▶ [Data extracted from a collection]:
+++

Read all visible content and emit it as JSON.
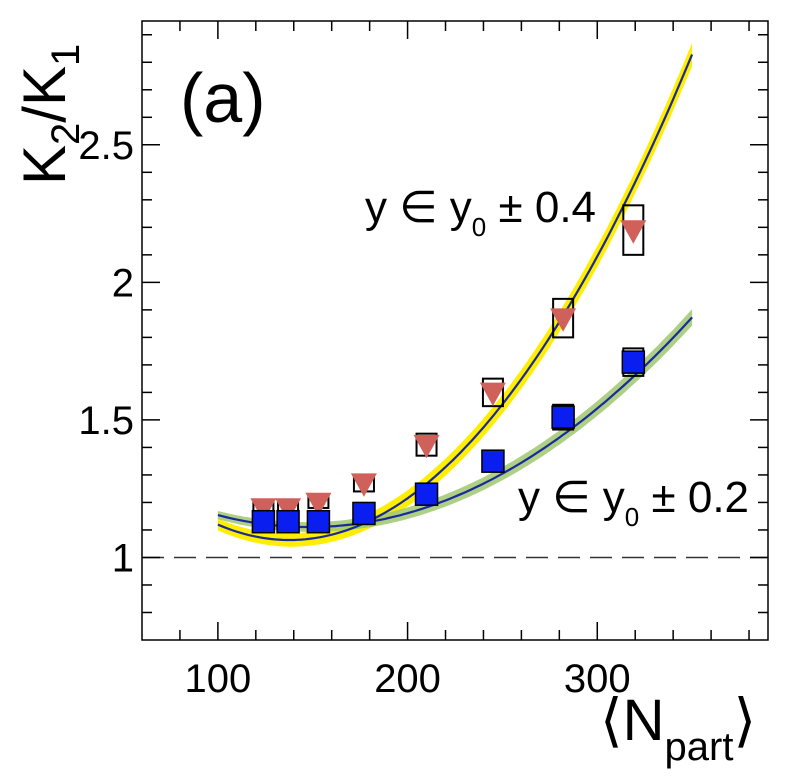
{
  "chart_data": {
    "type": "scatter",
    "panel_label": "(a)",
    "ylabel": {
      "main": "K",
      "sub1": "2",
      "sep": "/K",
      "sub2": "1"
    },
    "xlabel": {
      "open": "⟨N",
      "sub": "part",
      "close": "⟩"
    },
    "xlim": [
      60,
      390
    ],
    "ylim": [
      0.7,
      2.95
    ],
    "x_major_ticks": [
      100,
      200,
      300
    ],
    "x_tick_labels": [
      "100",
      "200",
      "300"
    ],
    "y_major_ticks": [
      1,
      1.5,
      2,
      2.5
    ],
    "y_tick_labels": [
      "1",
      "1.5",
      "2",
      "2.5"
    ],
    "reference_line": 1,
    "series": [
      {
        "name": "y ∈ y0 ± 0.4",
        "label": {
          "pre": "y ∈ y",
          "sub": "0",
          "post": " ± 0.4"
        },
        "marker": "triangle-down",
        "color": "#d0605a",
        "x": [
          124,
          137,
          153,
          177,
          210,
          245,
          282,
          319
        ],
        "y": [
          1.18,
          1.18,
          1.2,
          1.27,
          1.41,
          1.6,
          1.87,
          2.19
        ],
        "syst": [
          0.02,
          0.02,
          0.02,
          0.03,
          0.04,
          0.05,
          0.07,
          0.09
        ],
        "fit_coeffs": [
          1.8072,
          -0.0107964,
          3.91812e-05
        ],
        "fit_range": [
          100,
          350
        ],
        "fit_band_color": "#ffee00",
        "fit_band_width": 0.035,
        "fit_line_color": "#1a2a9a"
      },
      {
        "name": "y ∈ y0 ± 0.2",
        "label": {
          "pre": "y ∈ y",
          "sub": "0",
          "post": " ± 0.2"
        },
        "marker": "square",
        "color": "#0a1ef0",
        "x": [
          124,
          137,
          153,
          177,
          210,
          245,
          282,
          319
        ],
        "y": [
          1.13,
          1.13,
          1.13,
          1.16,
          1.23,
          1.35,
          1.51,
          1.71
        ],
        "syst": [
          0.015,
          0.015,
          0.015,
          0.02,
          0.025,
          0.03,
          0.045,
          0.05
        ],
        "fit_coeffs": [
          1.5209,
          -0.00554,
          1.87e-05
        ],
        "fit_range": [
          100,
          350
        ],
        "fit_band_color": "#a0c870",
        "fit_band_width": 0.025,
        "fit_line_color": "#1a2a9a"
      }
    ]
  }
}
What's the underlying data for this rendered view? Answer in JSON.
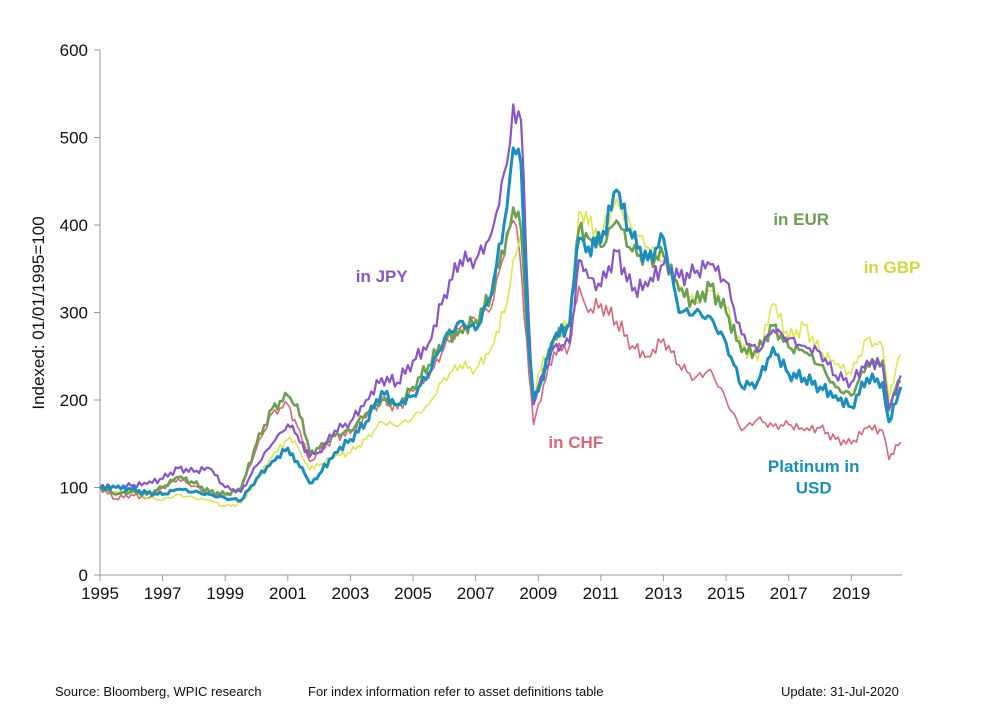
{
  "chart_data": {
    "type": "line",
    "ylabel": "Indexed:  01/01/1995=100",
    "ylim": [
      0,
      600
    ],
    "yticks": [
      0,
      100,
      200,
      300,
      400,
      500,
      600
    ],
    "xlim": [
      1995,
      2020.62
    ],
    "xticks": [
      1995,
      1997,
      1999,
      2001,
      2003,
      2005,
      2007,
      2009,
      2011,
      2013,
      2015,
      2017,
      2019
    ],
    "grid": false,
    "legend": "inline labels",
    "series": [
      {
        "name": "in CHF",
        "color": "#d9667a",
        "width": 1.6,
        "points": [
          [
            1995,
            100
          ],
          [
            1995.5,
            87
          ],
          [
            1996,
            92
          ],
          [
            1996.5,
            88
          ],
          [
            1997,
            100
          ],
          [
            1997.5,
            110
          ],
          [
            1998,
            102
          ],
          [
            1998.5,
            93
          ],
          [
            1999,
            92
          ],
          [
            1999.5,
            97
          ],
          [
            2000,
            145
          ],
          [
            2000.5,
            185
          ],
          [
            2001,
            195
          ],
          [
            2001.3,
            170
          ],
          [
            2001.7,
            130
          ],
          [
            2002,
            140
          ],
          [
            2002.5,
            158
          ],
          [
            2003,
            162
          ],
          [
            2003.5,
            180
          ],
          [
            2004,
            200
          ],
          [
            2004.5,
            190
          ],
          [
            2005,
            210
          ],
          [
            2005.5,
            225
          ],
          [
            2006,
            260
          ],
          [
            2006.5,
            282
          ],
          [
            2007,
            292
          ],
          [
            2007.5,
            305
          ],
          [
            2008,
            385
          ],
          [
            2008.2,
            405
          ],
          [
            2008.4,
            370
          ],
          [
            2008.7,
            230
          ],
          [
            2008.85,
            172
          ],
          [
            2009,
            195
          ],
          [
            2009.5,
            255
          ],
          [
            2010,
            262
          ],
          [
            2010.3,
            330
          ],
          [
            2010.6,
            300
          ],
          [
            2011,
            310
          ],
          [
            2011.5,
            290
          ],
          [
            2012,
            262
          ],
          [
            2012.5,
            250
          ],
          [
            2013,
            270
          ],
          [
            2013.5,
            240
          ],
          [
            2014,
            225
          ],
          [
            2014.5,
            235
          ],
          [
            2015,
            200
          ],
          [
            2015.5,
            165
          ],
          [
            2016,
            178
          ],
          [
            2016.5,
            170
          ],
          [
            2017,
            172
          ],
          [
            2017.5,
            165
          ],
          [
            2018,
            168
          ],
          [
            2018.5,
            155
          ],
          [
            2019,
            150
          ],
          [
            2019.5,
            168
          ],
          [
            2020,
            165
          ],
          [
            2020.2,
            132
          ],
          [
            2020.5,
            148
          ],
          [
            2020.58,
            152
          ]
        ]
      },
      {
        "name": "in GBP",
        "color": "#dde64a",
        "width": 1.6,
        "points": [
          [
            1995,
            100
          ],
          [
            1995.5,
            95
          ],
          [
            1996,
            97
          ],
          [
            1996.5,
            88
          ],
          [
            1997,
            86
          ],
          [
            1997.5,
            92
          ],
          [
            1998,
            88
          ],
          [
            1998.5,
            85
          ],
          [
            1999,
            78
          ],
          [
            1999.5,
            82
          ],
          [
            2000,
            108
          ],
          [
            2000.5,
            135
          ],
          [
            2001,
            155
          ],
          [
            2001.3,
            148
          ],
          [
            2001.7,
            120
          ],
          [
            2002,
            125
          ],
          [
            2002.5,
            135
          ],
          [
            2003,
            140
          ],
          [
            2003.5,
            155
          ],
          [
            2004,
            175
          ],
          [
            2004.5,
            170
          ],
          [
            2005,
            180
          ],
          [
            2005.5,
            195
          ],
          [
            2006,
            225
          ],
          [
            2006.5,
            240
          ],
          [
            2007,
            235
          ],
          [
            2007.5,
            260
          ],
          [
            2008,
            310
          ],
          [
            2008.2,
            360
          ],
          [
            2008.45,
            390
          ],
          [
            2008.7,
            280
          ],
          [
            2008.85,
            205
          ],
          [
            2009,
            230
          ],
          [
            2009.5,
            270
          ],
          [
            2010,
            290
          ],
          [
            2010.3,
            415
          ],
          [
            2010.6,
            400
          ],
          [
            2011,
            390
          ],
          [
            2011.5,
            430
          ],
          [
            2012,
            395
          ],
          [
            2012.5,
            375
          ],
          [
            2013,
            360
          ],
          [
            2013.5,
            330
          ],
          [
            2014,
            310
          ],
          [
            2014.5,
            325
          ],
          [
            2015,
            305
          ],
          [
            2015.5,
            260
          ],
          [
            2016,
            245
          ],
          [
            2016.5,
            310
          ],
          [
            2017,
            270
          ],
          [
            2017.5,
            285
          ],
          [
            2018,
            255
          ],
          [
            2018.5,
            240
          ],
          [
            2019,
            230
          ],
          [
            2019.5,
            270
          ],
          [
            2020,
            260
          ],
          [
            2020.2,
            200
          ],
          [
            2020.5,
            248
          ],
          [
            2020.58,
            252
          ]
        ]
      },
      {
        "name": "in EUR",
        "color": "#6aa050",
        "width": 2.6,
        "points": [
          [
            1995,
            100
          ],
          [
            1995.5,
            92
          ],
          [
            1996,
            95
          ],
          [
            1996.5,
            92
          ],
          [
            1997,
            100
          ],
          [
            1997.5,
            112
          ],
          [
            1998,
            105
          ],
          [
            1998.5,
            95
          ],
          [
            1999,
            92
          ],
          [
            1999.5,
            98
          ],
          [
            2000,
            150
          ],
          [
            2000.5,
            190
          ],
          [
            2001,
            205
          ],
          [
            2001.3,
            195
          ],
          [
            2001.7,
            140
          ],
          [
            2002,
            145
          ],
          [
            2002.5,
            160
          ],
          [
            2003,
            165
          ],
          [
            2003.5,
            185
          ],
          [
            2004,
            200
          ],
          [
            2004.5,
            195
          ],
          [
            2005,
            215
          ],
          [
            2005.5,
            240
          ],
          [
            2006,
            270
          ],
          [
            2006.5,
            280
          ],
          [
            2007,
            290
          ],
          [
            2007.5,
            320
          ],
          [
            2008,
            390
          ],
          [
            2008.2,
            420
          ],
          [
            2008.45,
            395
          ],
          [
            2008.7,
            255
          ],
          [
            2008.85,
            200
          ],
          [
            2009,
            215
          ],
          [
            2009.5,
            270
          ],
          [
            2010,
            290
          ],
          [
            2010.3,
            395
          ],
          [
            2010.6,
            385
          ],
          [
            2011,
            375
          ],
          [
            2011.5,
            405
          ],
          [
            2012,
            370
          ],
          [
            2012.5,
            360
          ],
          [
            2013,
            365
          ],
          [
            2013.5,
            325
          ],
          [
            2014,
            310
          ],
          [
            2014.5,
            330
          ],
          [
            2015,
            300
          ],
          [
            2015.5,
            255
          ],
          [
            2016,
            255
          ],
          [
            2016.5,
            285
          ],
          [
            2017,
            260
          ],
          [
            2017.5,
            255
          ],
          [
            2018,
            240
          ],
          [
            2018.5,
            215
          ],
          [
            2019,
            205
          ],
          [
            2019.5,
            240
          ],
          [
            2020,
            245
          ],
          [
            2020.2,
            188
          ],
          [
            2020.5,
            222
          ],
          [
            2020.58,
            220
          ]
        ]
      },
      {
        "name": "in JPY",
        "color": "#8855cc",
        "width": 2.2,
        "points": [
          [
            1995,
            100
          ],
          [
            1995.5,
            100
          ],
          [
            1996,
            102
          ],
          [
            1996.5,
            104
          ],
          [
            1997,
            110
          ],
          [
            1997.5,
            122
          ],
          [
            1998,
            118
          ],
          [
            1998.5,
            122
          ],
          [
            1999,
            100
          ],
          [
            1999.5,
            95
          ],
          [
            2000,
            125
          ],
          [
            2000.5,
            150
          ],
          [
            2001,
            172
          ],
          [
            2001.3,
            160
          ],
          [
            2001.7,
            135
          ],
          [
            2002,
            140
          ],
          [
            2002.5,
            165
          ],
          [
            2003,
            175
          ],
          [
            2003.5,
            200
          ],
          [
            2004,
            225
          ],
          [
            2004.5,
            220
          ],
          [
            2005,
            245
          ],
          [
            2005.5,
            265
          ],
          [
            2006,
            320
          ],
          [
            2006.5,
            360
          ],
          [
            2007,
            360
          ],
          [
            2007.5,
            390
          ],
          [
            2008,
            470
          ],
          [
            2008.2,
            538
          ],
          [
            2008.45,
            520
          ],
          [
            2008.7,
            290
          ],
          [
            2008.85,
            195
          ],
          [
            2009,
            215
          ],
          [
            2009.5,
            260
          ],
          [
            2010,
            265
          ],
          [
            2010.3,
            360
          ],
          [
            2010.6,
            340
          ],
          [
            2011,
            330
          ],
          [
            2011.5,
            370
          ],
          [
            2012,
            325
          ],
          [
            2012.5,
            330
          ],
          [
            2013,
            355
          ],
          [
            2013.5,
            340
          ],
          [
            2014,
            345
          ],
          [
            2014.5,
            355
          ],
          [
            2015,
            335
          ],
          [
            2015.5,
            275
          ],
          [
            2016,
            255
          ],
          [
            2016.5,
            280
          ],
          [
            2017,
            270
          ],
          [
            2017.5,
            262
          ],
          [
            2018,
            255
          ],
          [
            2018.5,
            228
          ],
          [
            2019,
            220
          ],
          [
            2019.5,
            245
          ],
          [
            2020,
            240
          ],
          [
            2020.2,
            190
          ],
          [
            2020.5,
            220
          ],
          [
            2020.58,
            228
          ]
        ]
      },
      {
        "name": "Platinum  in USD",
        "color": "#1a8fbf",
        "width": 3.0,
        "points": [
          [
            1995,
            100
          ],
          [
            1995.5,
            100
          ],
          [
            1996,
            98
          ],
          [
            1996.5,
            94
          ],
          [
            1997,
            92
          ],
          [
            1997.5,
            98
          ],
          [
            1998,
            95
          ],
          [
            1998.5,
            92
          ],
          [
            1999,
            88
          ],
          [
            1999.5,
            85
          ],
          [
            2000,
            110
          ],
          [
            2000.5,
            130
          ],
          [
            2001,
            145
          ],
          [
            2001.3,
            130
          ],
          [
            2001.7,
            105
          ],
          [
            2002,
            115
          ],
          [
            2002.5,
            140
          ],
          [
            2003,
            155
          ],
          [
            2003.5,
            175
          ],
          [
            2004,
            210
          ],
          [
            2004.5,
            195
          ],
          [
            2005,
            205
          ],
          [
            2005.5,
            230
          ],
          [
            2006,
            270
          ],
          [
            2006.5,
            290
          ],
          [
            2007,
            280
          ],
          [
            2007.5,
            320
          ],
          [
            2008,
            420
          ],
          [
            2008.2,
            488
          ],
          [
            2008.45,
            470
          ],
          [
            2008.7,
            260
          ],
          [
            2008.85,
            200
          ],
          [
            2009,
            210
          ],
          [
            2009.5,
            270
          ],
          [
            2010,
            285
          ],
          [
            2010.3,
            385
          ],
          [
            2010.6,
            375
          ],
          [
            2011,
            380
          ],
          [
            2011.5,
            440
          ],
          [
            2012,
            385
          ],
          [
            2012.5,
            360
          ],
          [
            2013,
            385
          ],
          [
            2013.5,
            300
          ],
          [
            2014,
            300
          ],
          [
            2014.5,
            295
          ],
          [
            2015,
            265
          ],
          [
            2015.5,
            215
          ],
          [
            2016,
            220
          ],
          [
            2016.5,
            260
          ],
          [
            2017,
            230
          ],
          [
            2017.5,
            225
          ],
          [
            2018,
            215
          ],
          [
            2018.5,
            205
          ],
          [
            2019,
            192
          ],
          [
            2019.5,
            225
          ],
          [
            2020,
            220
          ],
          [
            2020.2,
            175
          ],
          [
            2020.5,
            205
          ],
          [
            2020.58,
            215
          ]
        ]
      }
    ],
    "annotations": [
      {
        "text": "in JPY",
        "x": 2004.0,
        "y": 335,
        "color": "#8855cc"
      },
      {
        "text": "in EUR",
        "x": 2017.4,
        "y": 400,
        "color": "#6aa050"
      },
      {
        "text": "in GBP",
        "x": 2020.3,
        "y": 345,
        "color": "#d0d83a"
      },
      {
        "text": "in CHF",
        "x": 2010.2,
        "y": 145,
        "color": "#d9667a"
      },
      {
        "text": "Platinum  in",
        "x": 2017.8,
        "y": 118,
        "color": "#1a8fbf"
      },
      {
        "text": "USD",
        "x": 2017.8,
        "y": 93,
        "color": "#1a8fbf"
      }
    ]
  },
  "footer": {
    "source": "Source: Bloomberg, WPIC research",
    "note": "For index information refer to asset definitions table",
    "update": "Update: 31-Jul-2020"
  }
}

+++

Look through the listing above. Pick out each line with "name" and copy it.

        "name": "y ∈ y0 ± 0.4",
        "name": "y ∈ y0 ± 0.2",
        "name": "in CHF",
        "name": "in GBP",
        "name": "in EUR",
        "name": "in JPY",
        "name": "Platinum  in USD",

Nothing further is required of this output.